>> start

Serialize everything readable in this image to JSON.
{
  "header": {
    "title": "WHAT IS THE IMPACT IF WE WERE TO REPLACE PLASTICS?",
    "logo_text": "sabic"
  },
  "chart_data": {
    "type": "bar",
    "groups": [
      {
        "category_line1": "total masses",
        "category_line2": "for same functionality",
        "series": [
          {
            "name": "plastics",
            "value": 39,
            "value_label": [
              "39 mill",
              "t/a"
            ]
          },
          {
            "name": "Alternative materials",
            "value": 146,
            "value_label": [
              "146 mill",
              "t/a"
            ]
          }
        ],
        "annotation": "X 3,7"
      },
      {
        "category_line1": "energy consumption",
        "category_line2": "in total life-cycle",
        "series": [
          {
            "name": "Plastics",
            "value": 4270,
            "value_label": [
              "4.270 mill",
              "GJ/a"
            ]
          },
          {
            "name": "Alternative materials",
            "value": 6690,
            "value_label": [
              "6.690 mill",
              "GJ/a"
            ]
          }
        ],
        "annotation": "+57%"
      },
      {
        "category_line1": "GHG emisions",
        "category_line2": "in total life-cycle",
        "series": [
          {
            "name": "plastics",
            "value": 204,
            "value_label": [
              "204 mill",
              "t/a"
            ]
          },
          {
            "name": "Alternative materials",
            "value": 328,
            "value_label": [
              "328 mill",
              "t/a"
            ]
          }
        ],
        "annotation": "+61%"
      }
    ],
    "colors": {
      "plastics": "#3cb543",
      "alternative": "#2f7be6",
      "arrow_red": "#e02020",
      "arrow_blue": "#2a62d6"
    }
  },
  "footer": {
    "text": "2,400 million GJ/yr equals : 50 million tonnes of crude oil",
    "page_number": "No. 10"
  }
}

>> end
>> start

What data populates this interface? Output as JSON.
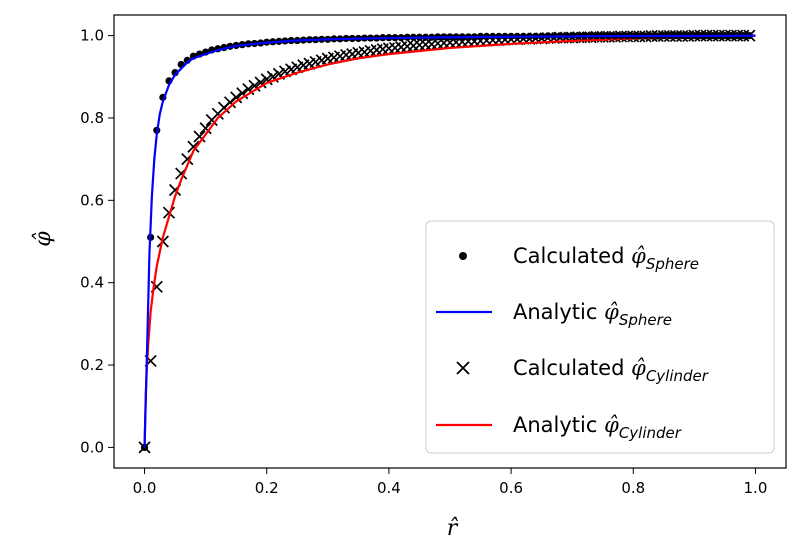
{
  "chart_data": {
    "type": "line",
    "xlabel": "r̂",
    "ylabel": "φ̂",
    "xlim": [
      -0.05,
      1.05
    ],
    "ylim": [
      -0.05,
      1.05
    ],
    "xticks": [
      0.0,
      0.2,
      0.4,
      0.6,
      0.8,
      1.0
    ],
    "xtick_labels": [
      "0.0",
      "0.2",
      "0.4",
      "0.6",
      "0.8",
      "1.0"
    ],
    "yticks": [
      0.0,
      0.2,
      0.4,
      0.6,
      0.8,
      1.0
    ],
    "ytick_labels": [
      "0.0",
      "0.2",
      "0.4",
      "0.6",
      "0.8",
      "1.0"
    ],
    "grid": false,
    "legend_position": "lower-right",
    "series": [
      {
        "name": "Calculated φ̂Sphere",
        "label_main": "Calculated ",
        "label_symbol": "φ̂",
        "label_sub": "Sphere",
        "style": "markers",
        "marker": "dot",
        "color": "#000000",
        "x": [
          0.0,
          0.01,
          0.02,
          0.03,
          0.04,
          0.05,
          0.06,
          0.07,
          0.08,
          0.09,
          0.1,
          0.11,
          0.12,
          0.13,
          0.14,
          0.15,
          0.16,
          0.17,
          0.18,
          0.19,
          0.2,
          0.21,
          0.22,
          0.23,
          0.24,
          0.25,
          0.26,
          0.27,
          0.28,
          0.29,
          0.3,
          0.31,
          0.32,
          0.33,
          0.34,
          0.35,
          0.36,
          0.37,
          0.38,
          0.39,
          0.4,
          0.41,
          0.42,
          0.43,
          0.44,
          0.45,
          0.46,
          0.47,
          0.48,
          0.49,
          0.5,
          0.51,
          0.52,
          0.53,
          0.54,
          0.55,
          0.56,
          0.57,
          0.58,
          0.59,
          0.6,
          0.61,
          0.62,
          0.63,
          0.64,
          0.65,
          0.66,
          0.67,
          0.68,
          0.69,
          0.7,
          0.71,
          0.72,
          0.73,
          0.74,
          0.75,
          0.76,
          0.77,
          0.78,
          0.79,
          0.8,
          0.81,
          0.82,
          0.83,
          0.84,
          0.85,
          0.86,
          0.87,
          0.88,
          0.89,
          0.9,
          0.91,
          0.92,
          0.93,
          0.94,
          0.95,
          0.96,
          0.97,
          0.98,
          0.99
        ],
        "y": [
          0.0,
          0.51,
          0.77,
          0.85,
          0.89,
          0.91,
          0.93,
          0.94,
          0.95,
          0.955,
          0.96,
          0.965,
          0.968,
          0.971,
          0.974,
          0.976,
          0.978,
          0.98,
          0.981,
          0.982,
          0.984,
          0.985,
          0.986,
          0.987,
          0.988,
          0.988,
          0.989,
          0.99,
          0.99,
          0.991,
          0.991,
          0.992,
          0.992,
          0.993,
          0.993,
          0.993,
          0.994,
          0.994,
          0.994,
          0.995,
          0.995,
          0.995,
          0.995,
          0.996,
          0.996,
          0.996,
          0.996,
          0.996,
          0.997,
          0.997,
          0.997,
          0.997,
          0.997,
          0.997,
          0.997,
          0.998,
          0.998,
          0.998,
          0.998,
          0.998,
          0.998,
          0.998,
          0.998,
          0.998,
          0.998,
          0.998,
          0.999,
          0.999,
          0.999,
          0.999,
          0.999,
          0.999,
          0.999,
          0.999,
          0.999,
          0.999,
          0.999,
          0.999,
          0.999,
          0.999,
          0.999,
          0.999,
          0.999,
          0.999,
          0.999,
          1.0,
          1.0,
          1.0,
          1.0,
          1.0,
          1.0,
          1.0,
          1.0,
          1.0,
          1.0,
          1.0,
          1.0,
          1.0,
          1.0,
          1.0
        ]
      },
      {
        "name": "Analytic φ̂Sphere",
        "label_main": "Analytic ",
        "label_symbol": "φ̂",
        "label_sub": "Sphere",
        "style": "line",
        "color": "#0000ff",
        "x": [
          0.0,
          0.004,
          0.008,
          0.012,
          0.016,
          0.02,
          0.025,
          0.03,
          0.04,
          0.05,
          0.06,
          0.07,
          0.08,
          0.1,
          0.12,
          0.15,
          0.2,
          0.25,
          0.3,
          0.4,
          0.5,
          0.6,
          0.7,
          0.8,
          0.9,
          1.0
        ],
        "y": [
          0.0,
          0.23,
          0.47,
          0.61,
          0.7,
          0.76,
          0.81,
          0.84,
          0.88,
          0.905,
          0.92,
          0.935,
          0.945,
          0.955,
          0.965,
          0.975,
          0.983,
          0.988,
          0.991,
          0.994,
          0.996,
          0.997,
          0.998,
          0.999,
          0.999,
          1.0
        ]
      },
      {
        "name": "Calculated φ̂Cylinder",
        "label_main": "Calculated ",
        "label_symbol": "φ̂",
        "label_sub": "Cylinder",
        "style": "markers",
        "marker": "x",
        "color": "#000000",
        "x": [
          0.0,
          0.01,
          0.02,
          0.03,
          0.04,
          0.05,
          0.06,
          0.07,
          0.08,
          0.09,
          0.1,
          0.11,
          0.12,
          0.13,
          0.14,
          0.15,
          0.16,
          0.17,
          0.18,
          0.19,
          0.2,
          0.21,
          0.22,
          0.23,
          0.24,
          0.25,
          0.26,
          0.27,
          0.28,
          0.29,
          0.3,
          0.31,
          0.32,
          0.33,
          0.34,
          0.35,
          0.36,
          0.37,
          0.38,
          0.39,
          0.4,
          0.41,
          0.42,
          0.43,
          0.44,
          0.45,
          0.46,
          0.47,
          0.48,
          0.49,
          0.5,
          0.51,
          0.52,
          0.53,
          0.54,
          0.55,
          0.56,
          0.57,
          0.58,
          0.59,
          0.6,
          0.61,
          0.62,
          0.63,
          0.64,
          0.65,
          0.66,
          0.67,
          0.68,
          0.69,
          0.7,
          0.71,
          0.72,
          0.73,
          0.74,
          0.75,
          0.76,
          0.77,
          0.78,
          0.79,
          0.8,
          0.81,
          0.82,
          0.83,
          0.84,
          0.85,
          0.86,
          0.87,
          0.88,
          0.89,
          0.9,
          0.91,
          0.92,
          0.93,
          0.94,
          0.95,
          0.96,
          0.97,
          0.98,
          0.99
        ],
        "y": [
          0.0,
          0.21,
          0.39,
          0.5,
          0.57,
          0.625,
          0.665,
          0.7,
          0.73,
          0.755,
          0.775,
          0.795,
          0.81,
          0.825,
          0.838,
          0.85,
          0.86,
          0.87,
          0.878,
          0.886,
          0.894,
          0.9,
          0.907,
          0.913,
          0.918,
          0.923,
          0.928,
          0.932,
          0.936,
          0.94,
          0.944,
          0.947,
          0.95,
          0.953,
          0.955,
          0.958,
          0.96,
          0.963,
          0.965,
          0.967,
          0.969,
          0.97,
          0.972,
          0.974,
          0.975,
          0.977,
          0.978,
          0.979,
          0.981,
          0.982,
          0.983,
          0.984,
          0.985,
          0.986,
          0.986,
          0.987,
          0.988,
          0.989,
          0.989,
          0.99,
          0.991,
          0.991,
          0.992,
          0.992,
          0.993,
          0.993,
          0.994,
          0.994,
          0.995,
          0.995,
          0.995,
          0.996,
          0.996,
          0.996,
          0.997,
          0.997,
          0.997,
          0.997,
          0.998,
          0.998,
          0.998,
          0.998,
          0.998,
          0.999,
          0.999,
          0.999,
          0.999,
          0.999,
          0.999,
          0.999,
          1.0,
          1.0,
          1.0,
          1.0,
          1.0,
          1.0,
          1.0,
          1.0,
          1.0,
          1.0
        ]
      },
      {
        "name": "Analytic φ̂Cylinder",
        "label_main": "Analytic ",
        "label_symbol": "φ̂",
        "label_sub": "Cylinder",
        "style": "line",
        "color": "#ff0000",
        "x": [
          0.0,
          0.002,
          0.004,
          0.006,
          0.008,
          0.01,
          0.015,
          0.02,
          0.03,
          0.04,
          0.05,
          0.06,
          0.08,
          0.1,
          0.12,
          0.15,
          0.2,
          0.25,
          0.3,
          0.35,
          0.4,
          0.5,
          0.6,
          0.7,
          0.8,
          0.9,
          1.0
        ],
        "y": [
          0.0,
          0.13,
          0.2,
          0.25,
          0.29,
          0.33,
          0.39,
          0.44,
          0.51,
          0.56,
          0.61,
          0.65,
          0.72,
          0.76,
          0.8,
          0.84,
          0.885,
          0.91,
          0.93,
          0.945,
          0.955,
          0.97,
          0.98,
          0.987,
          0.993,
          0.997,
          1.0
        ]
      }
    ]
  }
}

>> end

■ Exercise task
Locate all lines in the listing above with the word "Analytic". Copy them.

■ Completed task
        "name": "Analytic φ̂Sphere",
        "label_main": "Analytic ",
        "name": "Analytic φ̂Cylinder",
        "label_main": "Analytic ",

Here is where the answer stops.